What the task asks: Print each line exactly as it is given.

Data:
# # # # # # #

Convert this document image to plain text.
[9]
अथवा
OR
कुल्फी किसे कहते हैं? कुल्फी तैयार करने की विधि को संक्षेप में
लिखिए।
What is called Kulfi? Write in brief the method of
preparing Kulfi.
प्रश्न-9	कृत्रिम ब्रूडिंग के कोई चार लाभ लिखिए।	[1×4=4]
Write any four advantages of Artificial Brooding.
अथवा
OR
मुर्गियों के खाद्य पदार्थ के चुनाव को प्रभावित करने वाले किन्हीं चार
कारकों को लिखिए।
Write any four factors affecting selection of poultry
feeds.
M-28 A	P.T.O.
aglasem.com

# # # # # # #

Answer for the task:
Convert this document image to plain text.
[9]
अथवा
OR
कुल्फी किसे कहते हैं? कुल्फी तैयार करने की विधि को संक्षेप में
लिखिए।
What is called Kulfi? Write in brief the method of
preparing Kulfi.
प्रश्न-9	कृत्रिम ब्रूडिंग के कोई चार लाभ लिखिए।	[1×4=4]
Write any four advantages of Artificial Brooding.
अथवा
OR
मुर्गियों के खाद्य पदार्थ के चुनाव को प्रभावित करने वाले किन्हीं चार
कारकों को लिखिए।
Write any four factors affecting selection of poultry
feeds.
M-28 A	P.T.O.
aglasem.com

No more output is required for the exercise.